• _Dataset_
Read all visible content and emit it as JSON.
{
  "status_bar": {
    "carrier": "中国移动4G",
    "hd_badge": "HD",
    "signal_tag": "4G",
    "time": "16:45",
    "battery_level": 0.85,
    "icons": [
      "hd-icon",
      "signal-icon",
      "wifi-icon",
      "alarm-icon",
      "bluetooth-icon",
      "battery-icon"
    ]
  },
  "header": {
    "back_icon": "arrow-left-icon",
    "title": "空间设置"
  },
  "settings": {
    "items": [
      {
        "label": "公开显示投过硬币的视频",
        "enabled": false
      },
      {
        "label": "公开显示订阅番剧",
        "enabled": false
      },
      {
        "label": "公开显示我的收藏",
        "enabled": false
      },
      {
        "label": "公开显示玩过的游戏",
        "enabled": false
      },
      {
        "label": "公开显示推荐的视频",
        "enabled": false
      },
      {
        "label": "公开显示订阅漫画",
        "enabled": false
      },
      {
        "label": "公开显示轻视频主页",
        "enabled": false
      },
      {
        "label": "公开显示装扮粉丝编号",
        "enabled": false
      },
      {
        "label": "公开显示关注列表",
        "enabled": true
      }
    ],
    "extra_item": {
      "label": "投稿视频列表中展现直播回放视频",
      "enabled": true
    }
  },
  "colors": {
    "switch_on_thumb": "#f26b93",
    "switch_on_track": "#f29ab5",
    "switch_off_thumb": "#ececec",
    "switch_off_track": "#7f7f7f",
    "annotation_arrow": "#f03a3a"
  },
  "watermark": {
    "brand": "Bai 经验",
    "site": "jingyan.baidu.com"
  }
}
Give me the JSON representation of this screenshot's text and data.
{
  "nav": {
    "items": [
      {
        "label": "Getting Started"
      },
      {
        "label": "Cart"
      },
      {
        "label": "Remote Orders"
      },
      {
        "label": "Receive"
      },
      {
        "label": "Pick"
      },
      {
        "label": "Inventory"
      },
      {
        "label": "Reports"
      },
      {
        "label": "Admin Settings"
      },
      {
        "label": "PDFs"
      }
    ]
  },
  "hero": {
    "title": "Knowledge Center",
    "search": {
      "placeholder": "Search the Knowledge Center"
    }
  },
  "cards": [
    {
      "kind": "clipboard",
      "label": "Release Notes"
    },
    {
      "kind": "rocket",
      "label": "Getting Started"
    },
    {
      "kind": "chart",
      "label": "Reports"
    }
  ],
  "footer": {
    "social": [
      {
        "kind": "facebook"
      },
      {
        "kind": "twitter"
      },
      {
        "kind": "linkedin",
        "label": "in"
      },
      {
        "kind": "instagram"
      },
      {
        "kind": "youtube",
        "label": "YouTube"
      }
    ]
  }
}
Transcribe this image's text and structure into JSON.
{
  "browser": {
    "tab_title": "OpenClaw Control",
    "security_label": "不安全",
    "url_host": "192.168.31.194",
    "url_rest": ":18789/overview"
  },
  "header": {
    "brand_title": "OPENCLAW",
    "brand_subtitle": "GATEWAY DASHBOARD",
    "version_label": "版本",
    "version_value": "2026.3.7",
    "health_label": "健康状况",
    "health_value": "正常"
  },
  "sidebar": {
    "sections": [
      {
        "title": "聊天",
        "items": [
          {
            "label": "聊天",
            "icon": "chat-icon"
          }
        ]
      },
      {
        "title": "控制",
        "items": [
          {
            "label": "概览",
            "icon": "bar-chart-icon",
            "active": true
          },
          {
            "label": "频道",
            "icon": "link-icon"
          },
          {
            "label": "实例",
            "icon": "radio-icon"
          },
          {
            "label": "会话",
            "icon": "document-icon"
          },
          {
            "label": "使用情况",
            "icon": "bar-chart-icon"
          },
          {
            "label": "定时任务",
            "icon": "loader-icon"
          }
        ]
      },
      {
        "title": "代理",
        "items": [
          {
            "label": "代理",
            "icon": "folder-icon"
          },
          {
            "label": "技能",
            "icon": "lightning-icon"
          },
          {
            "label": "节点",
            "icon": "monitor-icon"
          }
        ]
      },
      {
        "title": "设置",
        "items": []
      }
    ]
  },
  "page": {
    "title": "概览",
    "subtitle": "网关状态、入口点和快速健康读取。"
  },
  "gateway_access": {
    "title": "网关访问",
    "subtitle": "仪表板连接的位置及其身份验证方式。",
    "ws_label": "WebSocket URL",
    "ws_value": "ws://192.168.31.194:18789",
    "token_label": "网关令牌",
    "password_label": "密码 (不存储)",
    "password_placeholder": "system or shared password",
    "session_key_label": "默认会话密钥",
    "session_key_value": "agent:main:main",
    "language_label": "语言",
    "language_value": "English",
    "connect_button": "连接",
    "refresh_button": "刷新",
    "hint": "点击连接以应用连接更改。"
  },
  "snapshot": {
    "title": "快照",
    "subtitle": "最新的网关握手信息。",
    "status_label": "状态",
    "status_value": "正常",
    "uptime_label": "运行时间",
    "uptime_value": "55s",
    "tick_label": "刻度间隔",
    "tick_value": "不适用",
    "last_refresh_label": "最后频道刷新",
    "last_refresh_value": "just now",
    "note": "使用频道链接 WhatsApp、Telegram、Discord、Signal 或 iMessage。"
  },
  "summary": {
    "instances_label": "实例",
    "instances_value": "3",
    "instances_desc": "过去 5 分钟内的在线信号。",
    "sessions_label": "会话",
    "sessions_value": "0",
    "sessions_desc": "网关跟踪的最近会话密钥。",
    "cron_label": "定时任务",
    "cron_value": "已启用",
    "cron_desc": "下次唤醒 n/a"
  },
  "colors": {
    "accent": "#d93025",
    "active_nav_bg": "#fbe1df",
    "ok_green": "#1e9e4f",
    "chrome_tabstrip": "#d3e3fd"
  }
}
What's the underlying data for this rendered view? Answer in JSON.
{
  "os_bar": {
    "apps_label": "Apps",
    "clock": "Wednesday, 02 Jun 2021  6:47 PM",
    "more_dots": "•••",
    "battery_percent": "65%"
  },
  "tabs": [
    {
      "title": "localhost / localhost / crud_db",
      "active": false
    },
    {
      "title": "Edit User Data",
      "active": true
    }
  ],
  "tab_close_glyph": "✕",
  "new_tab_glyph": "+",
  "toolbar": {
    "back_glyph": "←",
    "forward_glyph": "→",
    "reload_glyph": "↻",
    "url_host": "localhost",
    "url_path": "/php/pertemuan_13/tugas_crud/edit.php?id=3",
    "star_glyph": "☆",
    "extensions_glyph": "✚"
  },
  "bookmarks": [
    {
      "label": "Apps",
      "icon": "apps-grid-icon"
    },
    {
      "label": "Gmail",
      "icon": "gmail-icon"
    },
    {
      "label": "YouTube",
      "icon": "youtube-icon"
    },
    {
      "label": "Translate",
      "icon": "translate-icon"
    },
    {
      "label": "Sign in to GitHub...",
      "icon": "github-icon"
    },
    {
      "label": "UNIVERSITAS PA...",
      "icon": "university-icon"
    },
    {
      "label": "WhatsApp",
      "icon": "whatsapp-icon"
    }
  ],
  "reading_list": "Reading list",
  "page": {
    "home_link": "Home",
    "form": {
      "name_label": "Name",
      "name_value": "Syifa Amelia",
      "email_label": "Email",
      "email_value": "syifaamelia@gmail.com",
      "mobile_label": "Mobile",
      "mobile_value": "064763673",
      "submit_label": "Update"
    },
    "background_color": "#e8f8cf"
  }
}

• _Problem to work on_
Gather up the lines containing the word "JSON" from these records and copy them.

• _Solution_
Read all visible content and emit it as JSON.
Give me the JSON representation of this screenshot's text and data.
Transcribe this image's text and structure into JSON.
What's the underlying data for this rendered view? Answer in JSON.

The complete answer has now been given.